▸ **Given task**
Write out the material exactly, without any of its pictures.

— BEGIN Data for the task —

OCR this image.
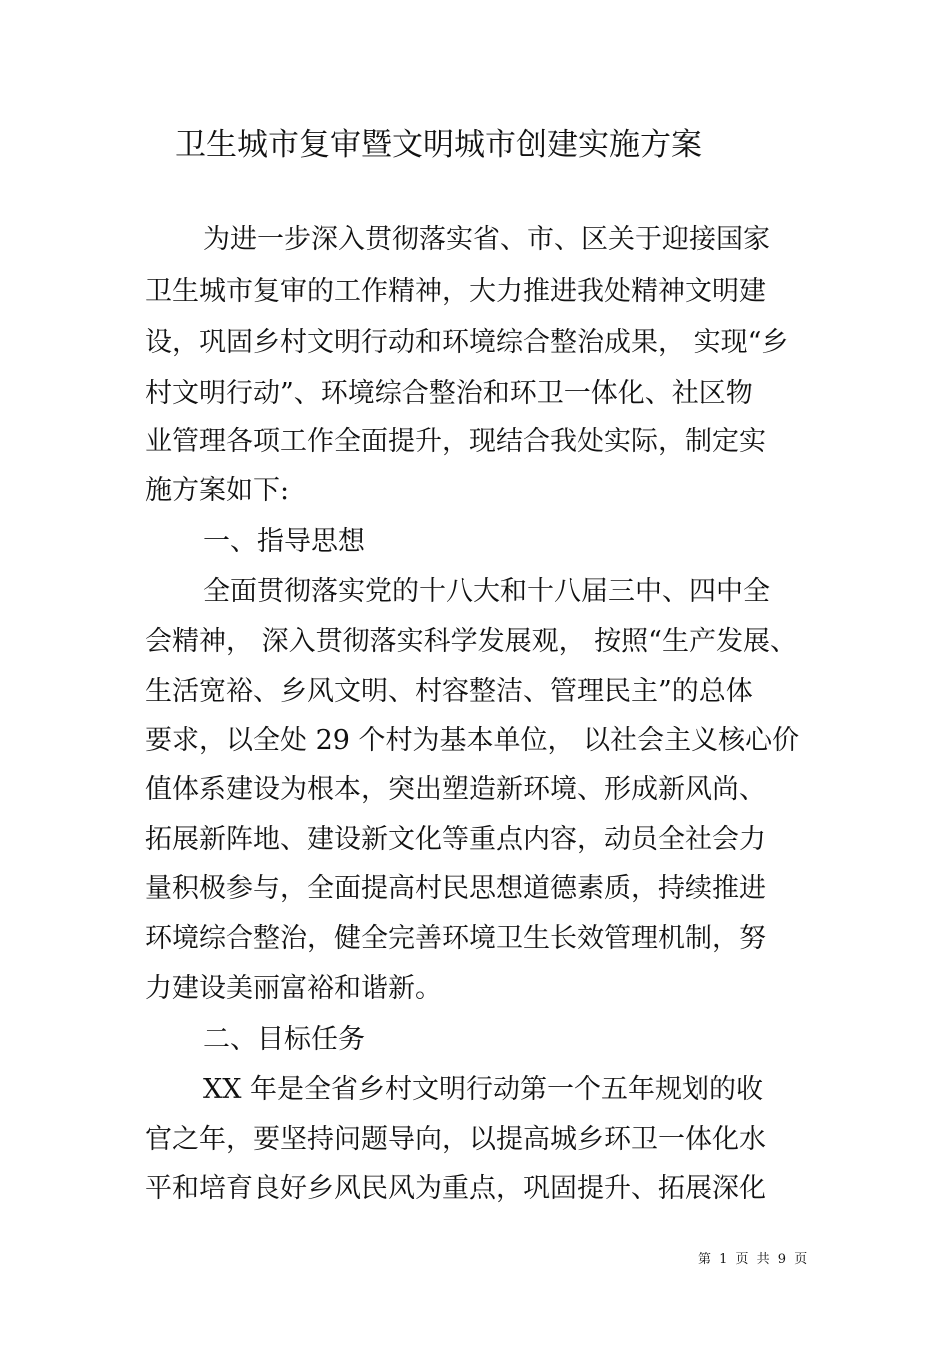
卫生城市复审暨文明城市创建实施方案
为进一步深入贯彻落实省、市、区关于迎接国家
卫生城市复审的工作精神，大力推进我处精神文明建
设，巩固乡村文明行动和环境综合整治成果， 实现“乡
村文明行动”、环境综合整治和环卫一体化、社区物
业管理各项工作全面提升，现结合我处实际，制定实
施方案如下:
一、指导思想
全面贯彻落实党的十八大和十八届三中、四中全
会精神， 深入贯彻落实科学发展观， 按照“生产发展、
生活宽裕、乡风文明、村容整洁、管理民主”的总体
要求，以全处 29 个村为基本单位， 以社会主义核心价
值体系建设为根本，突出塑造新环境、形成新风尚、
拓展新阵地、建设新文化等重点内容，动员全社会力
量积极参与，全面提高村民思想道德素质，持续推进
环境综合整治，健全完善环境卫生长效管理机制，努
力建设美丽富裕和谐新。
二、目标任务
XX 年是全省乡村文明行动第一个五年规划的收
官之年，要坚持问题导向，以提高城乡环卫一体化水
平和培育良好乡风民风为重点，巩固提升、拓展深化
第 1 页 共 9 页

— END Data for the task —

▸ **Expected answer**
OCR this image.
卫生城市复审暨文明城市创建实施方案
为进一步深入贯彻落实省、市、区关于迎接国家
卫生城市复审的工作精神，大力推进我处精神文明建
设，巩固乡村文明行动和环境综合整治成果， 实现“乡
村文明行动”、环境综合整治和环卫一体化、社区物
业管理各项工作全面提升，现结合我处实际，制定实
施方案如下:
一、指导思想
全面贯彻落实党的十八大和十八届三中、四中全
会精神， 深入贯彻落实科学发展观， 按照“生产发展、
生活宽裕、乡风文明、村容整洁、管理民主”的总体
要求，以全处 29 个村为基本单位， 以社会主义核心价
值体系建设为根本，突出塑造新环境、形成新风尚、
拓展新阵地、建设新文化等重点内容，动员全社会力
量积极参与，全面提高村民思想道德素质，持续推进
环境综合整治，健全完善环境卫生长效管理机制，努
力建设美丽富裕和谐新。
二、目标任务
XX 年是全省乡村文明行动第一个五年规划的收
官之年，要坚持问题导向，以提高城乡环卫一体化水
平和培育良好乡风民风为重点，巩固提升、拓展深化
第 1 页 共 9 页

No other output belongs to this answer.